# INSTRUCTION
Copy out every row below word for word, leaving out the pictures.

# ENTRIES
◆ ◆ ◆
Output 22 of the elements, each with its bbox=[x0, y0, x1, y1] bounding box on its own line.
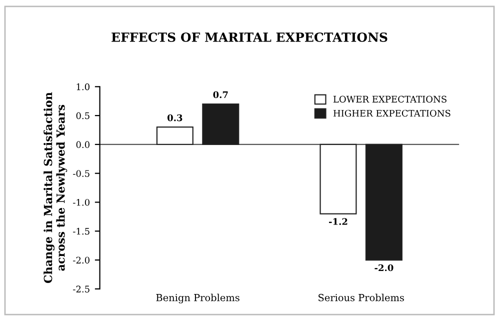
x-tick-label: Benign Problems bbox=[156, 294, 240, 304]
y-tick-label: 0.5 bbox=[76, 112, 90, 120]
y-tick-label: -0.5 bbox=[73, 170, 90, 177]
bar bbox=[320, 144, 357, 214]
bar bbox=[202, 103, 240, 146]
y-tick-label: 0.0 bbox=[76, 141, 90, 148]
data-label: 0.7 bbox=[213, 91, 228, 98]
y-tick-label: -1.5 bbox=[73, 228, 90, 235]
y-tick-label: -2.5 bbox=[73, 286, 90, 292]
bar bbox=[365, 144, 402, 261]
y-tick-label: 1.0 bbox=[76, 83, 90, 90]
chart-title: EFFECTS OF MARITAL EXPECTATIONS bbox=[112, 32, 388, 42]
x-tick-label: Serious Problems bbox=[318, 294, 404, 302]
y-axis-title: Change in Marital Satisfaction across the Newlywed Years bbox=[44, 92, 68, 284]
data-label: -1.2 bbox=[328, 218, 348, 225]
data-label: -2.0 bbox=[374, 264, 394, 272]
y-tick-label: -2.0 bbox=[73, 256, 90, 264]
legend-label: LOWER EXPECTATIONS bbox=[333, 96, 446, 103]
data-label: 0.3 bbox=[167, 114, 182, 122]
legend-label: HIGHER EXPECTATIONS bbox=[333, 110, 450, 117]
y-tick-label: -1.0 bbox=[73, 198, 90, 206]
bar bbox=[156, 126, 194, 146]
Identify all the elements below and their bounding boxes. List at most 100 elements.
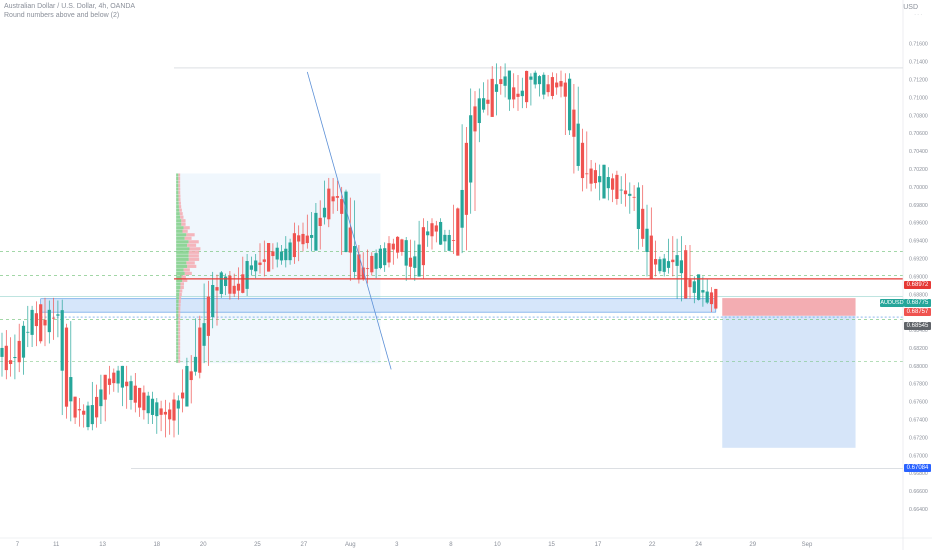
profile-bar-up-14	[176, 310, 179, 314]
candle-body-10	[43, 319, 47, 326]
candle-body-143	[615, 174, 619, 199]
candle-body-84	[361, 267, 365, 280]
grid-lines	[0, 67, 903, 470]
candle-body-88	[378, 248, 382, 269]
profile-bar-up-29	[176, 257, 189, 261]
profile-bar-down-31	[188, 250, 200, 254]
profile-bar-down-37	[182, 229, 188, 233]
profile-bar-down-52	[178, 176, 181, 181]
x-tick-label-16: Sep	[802, 542, 813, 548]
candle-body-55	[236, 283, 241, 291]
profile-bar-up-34	[176, 240, 189, 244]
y-tick-label-7: 0.70200	[909, 167, 928, 173]
candle-body-87	[374, 253, 378, 269]
candle-body-19	[82, 410, 86, 415]
indicator-label: Round numbers above and below (2)	[4, 12, 120, 19]
candle-body-165	[709, 292, 714, 305]
currency-label: USD	[903, 4, 918, 11]
candle-body-46	[198, 327, 202, 373]
candle-body-96	[413, 256, 417, 268]
annotation-lines	[174, 71, 903, 370]
candle-body-4	[17, 340, 21, 363]
candle-body-89	[383, 248, 387, 266]
profile-bar-down-43	[179, 208, 182, 212]
candle-body-94	[404, 240, 408, 266]
profile-bar-down-18	[178, 296, 182, 300]
candle-body-124	[533, 72, 537, 85]
y-tick-label-6: 0.70400	[909, 149, 928, 155]
profile-bar-up-25	[176, 271, 185, 275]
profile-bar-down-35	[184, 236, 192, 240]
candle-body-90	[387, 243, 391, 263]
candle-body-85	[365, 268, 370, 270]
candle-body-139	[598, 176, 602, 183]
y-tick-label-24: 0.66800	[909, 471, 928, 477]
price-tag-current: 0.68775	[904, 299, 931, 307]
profile-bar-up-38	[176, 226, 184, 230]
candle-body-120	[516, 93, 520, 97]
profile-bar-up-18	[176, 296, 179, 300]
candle-body-111	[477, 98, 481, 124]
candle-body-146	[628, 193, 632, 196]
candle-body-7	[30, 309, 34, 335]
profile-bar-up-22	[176, 282, 181, 286]
y-tick-label-9: 0.69800	[909, 203, 928, 209]
x-tick-label-1: 11	[53, 542, 60, 548]
candle-body-15	[64, 327, 69, 407]
candle-body-142	[611, 178, 615, 190]
profile-bar-up-41	[176, 215, 181, 219]
profile-bar-down-23	[182, 278, 188, 283]
candle-body-66	[284, 248, 288, 261]
profile-bar-down-30	[188, 254, 199, 258]
candle-body-3	[13, 357, 17, 359]
price-tag-target: 0.67084	[904, 464, 931, 472]
profile-bar-up-37	[176, 229, 183, 233]
profile-bar-up-30	[176, 254, 189, 258]
y-tick-label-3: 0.71000	[909, 95, 928, 101]
candle-body-57	[245, 261, 249, 289]
profile-bar-down-25	[184, 271, 192, 275]
profile-bar-down-24	[181, 275, 186, 279]
profile-bar-up-35	[176, 236, 185, 240]
y-tick-label-17: 0.68200	[909, 346, 928, 352]
candle-body-129	[555, 82, 559, 88]
candle-body-53	[228, 275, 232, 294]
profile-bar-up-42	[176, 212, 180, 216]
candle-body-107	[460, 189, 464, 228]
profile-bar-up-24	[176, 275, 182, 279]
candle-body-42	[181, 392, 185, 399]
profile-bar-up-48	[176, 191, 179, 195]
profile-bar-up-19	[176, 292, 180, 297]
profile-bar-up-10	[176, 324, 179, 328]
y-tick-label-0: 0.71600	[909, 42, 928, 48]
candle-body-73	[314, 212, 318, 251]
candle-body-23	[99, 389, 103, 407]
profile-bar-up-27	[176, 264, 188, 268]
y-tick-label-10: 0.69600	[909, 221, 928, 227]
candle-body-61	[262, 259, 266, 262]
profile-bar-up-53	[176, 173, 179, 177]
stop-zone	[722, 298, 856, 316]
target-zone	[722, 315, 856, 448]
profile-bar-up-52	[176, 176, 179, 181]
x-tick-label-5: 25	[254, 542, 261, 548]
profile-bar-down-33	[187, 243, 197, 247]
candle-body-112	[482, 98, 486, 110]
candle-body-44	[189, 371, 193, 381]
candle-body-115	[494, 84, 499, 92]
candle-body-86	[370, 255, 374, 273]
profile-bar-down-17	[178, 299, 181, 304]
candle-body-108	[464, 142, 468, 215]
candle-body-130	[559, 81, 563, 87]
candle-body-22	[95, 396, 99, 418]
profile-bar-up-40	[176, 219, 182, 223]
profile-bar-down-38	[183, 226, 190, 230]
candle-body-13	[56, 314, 60, 316]
candle-body-140	[602, 164, 606, 199]
candle-body-69	[297, 235, 301, 242]
candle-body-152	[654, 259, 658, 265]
candle-body-75	[322, 207, 327, 218]
y-tick-label-22: 0.67200	[909, 435, 928, 441]
profile-bar-up-26	[176, 268, 184, 272]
◆ ◆ ◆
# RESULT OF THE TASK
Output 22 of the elements, each with its bbox=[x0, y0, x1, y1] bounding box on its own line.
x-tick-label: Benign Problems bbox=[156, 294, 240, 304]
y-tick-label: 0.5 bbox=[76, 112, 90, 120]
y-tick-label: -0.5 bbox=[73, 170, 90, 177]
bar bbox=[320, 144, 357, 214]
bar bbox=[202, 103, 240, 146]
y-tick-label: 0.0 bbox=[76, 141, 90, 148]
data-label: 0.7 bbox=[213, 91, 228, 98]
y-tick-label: -1.5 bbox=[73, 228, 90, 235]
y-tick-label: -2.5 bbox=[73, 286, 90, 292]
bar bbox=[365, 144, 402, 261]
y-tick-label: 1.0 bbox=[76, 83, 90, 90]
chart-title: EFFECTS OF MARITAL EXPECTATIONS bbox=[112, 32, 388, 42]
x-tick-label: Serious Problems bbox=[318, 294, 404, 302]
y-axis-title: Change in Marital Satisfaction across the Newlywed Years bbox=[44, 92, 68, 284]
data-label: -1.2 bbox=[328, 218, 348, 225]
data-label: -2.0 bbox=[374, 264, 394, 272]
y-tick-label: -2.0 bbox=[73, 256, 90, 264]
legend-label: LOWER EXPECTATIONS bbox=[333, 96, 446, 103]
data-label: 0.3 bbox=[167, 114, 182, 122]
legend-label: HIGHER EXPECTATIONS bbox=[333, 110, 450, 117]
y-tick-label: -1.0 bbox=[73, 198, 90, 206]
bar bbox=[156, 126, 194, 146]
Identify all the elements below and their bounding boxes. List at most 100 elements.
profile-bar-up-14	[176, 310, 179, 314]
candle-body-10	[43, 319, 47, 326]
candle-body-143	[615, 174, 619, 199]
candle-body-84	[361, 267, 365, 280]
grid-lines	[0, 67, 903, 470]
candle-body-88	[378, 248, 382, 269]
profile-bar-up-29	[176, 257, 189, 261]
profile-bar-down-31	[188, 250, 200, 254]
profile-bar-down-37	[182, 229, 188, 233]
profile-bar-down-52	[178, 176, 181, 181]
x-tick-label-16: Sep	[802, 542, 813, 548]
candle-body-55	[236, 283, 241, 291]
profile-bar-up-34	[176, 240, 189, 244]
y-tick-label-7: 0.70200	[909, 167, 928, 173]
candle-body-87	[374, 253, 378, 269]
candle-body-19	[82, 410, 86, 415]
indicator-label: Round numbers above and below (2)	[4, 12, 120, 19]
candle-body-165	[709, 292, 714, 305]
currency-label: USD	[903, 4, 918, 11]
candle-body-46	[198, 327, 202, 373]
candle-body-96	[413, 256, 417, 268]
annotation-lines	[174, 71, 903, 370]
candle-body-4	[17, 340, 21, 363]
candle-body-89	[383, 248, 387, 266]
profile-bar-down-43	[179, 208, 182, 212]
candle-body-94	[404, 240, 408, 266]
profile-bar-down-18	[178, 296, 182, 300]
candle-body-124	[533, 72, 537, 85]
y-tick-label-6: 0.70400	[909, 149, 928, 155]
profile-bar-up-25	[176, 271, 185, 275]
profile-bar-down-35	[184, 236, 192, 240]
candle-body-90	[387, 243, 391, 263]
candle-body-85	[365, 268, 370, 270]
candle-body-139	[598, 176, 602, 183]
y-tick-label-24: 0.66800	[909, 471, 928, 477]
price-tag-current: 0.68775	[904, 299, 931, 307]
profile-bar-up-38	[176, 226, 184, 230]
candle-body-120	[516, 93, 520, 97]
profile-bar-up-18	[176, 296, 179, 300]
candle-body-111	[477, 98, 481, 124]
candle-body-146	[628, 193, 632, 196]
candle-body-7	[30, 309, 34, 335]
profile-bar-up-22	[176, 282, 181, 286]
y-tick-label-9: 0.69800	[909, 203, 928, 209]
x-tick-label-1: 11	[53, 542, 60, 548]
candle-body-15	[64, 327, 69, 407]
candle-body-142	[611, 178, 615, 190]
profile-bar-up-41	[176, 215, 181, 219]
profile-bar-down-23	[182, 278, 188, 283]
candle-body-66	[284, 248, 288, 261]
profile-bar-down-30	[188, 254, 199, 258]
candle-body-3	[13, 357, 17, 359]
price-tag-target: 0.67084	[904, 464, 931, 472]
profile-bar-up-37	[176, 229, 183, 233]
profile-bar-up-30	[176, 254, 189, 258]
y-tick-label-3: 0.71000	[909, 95, 928, 101]
candle-body-57	[245, 261, 249, 289]
profile-bar-down-25	[184, 271, 192, 275]
profile-bar-down-24	[181, 275, 186, 279]
profile-bar-up-35	[176, 236, 185, 240]
y-tick-label-17: 0.68200	[909, 346, 928, 352]
candle-body-129	[555, 82, 559, 88]
candle-body-53	[228, 275, 232, 294]
profile-bar-up-42	[176, 212, 180, 216]
candle-body-107	[460, 189, 464, 228]
profile-bar-up-24	[176, 275, 182, 279]
candle-body-42	[181, 392, 185, 399]
profile-bar-up-48	[176, 191, 179, 195]
profile-bar-up-19	[176, 292, 180, 297]
profile-bar-up-10	[176, 324, 179, 328]
y-tick-label-0: 0.71600	[909, 42, 928, 48]
candle-body-73	[314, 212, 318, 251]
candle-body-23	[99, 389, 103, 407]
profile-bar-up-27	[176, 264, 188, 268]
y-tick-label-10: 0.69600	[909, 221, 928, 227]
candle-body-61	[262, 259, 266, 262]
profile-bar-up-53	[176, 173, 179, 177]
stop-zone	[722, 298, 856, 316]
target-zone	[722, 315, 856, 448]
profile-bar-up-52	[176, 176, 179, 181]
x-tick-label-5: 25	[254, 542, 261, 548]
profile-bar-down-33	[187, 243, 197, 247]
candle-body-112	[482, 98, 486, 110]
candle-body-44	[189, 371, 193, 381]
candle-body-115	[494, 84, 499, 92]
candle-body-86	[370, 255, 374, 273]
profile-bar-down-17	[178, 299, 181, 304]
candle-body-108	[464, 142, 468, 215]
candle-body-130	[559, 81, 563, 87]
candle-body-22	[95, 396, 99, 418]
profile-bar-up-40	[176, 219, 182, 223]
profile-bar-down-38	[183, 226, 190, 230]
candle-body-13	[56, 314, 60, 316]
candle-body-140	[602, 164, 606, 199]
candle-body-69	[297, 235, 301, 242]
candle-body-152	[654, 259, 658, 265]
candle-body-75	[322, 207, 327, 218]
y-tick-label-22: 0.67200	[909, 435, 928, 441]
profile-bar-up-26	[176, 268, 184, 272]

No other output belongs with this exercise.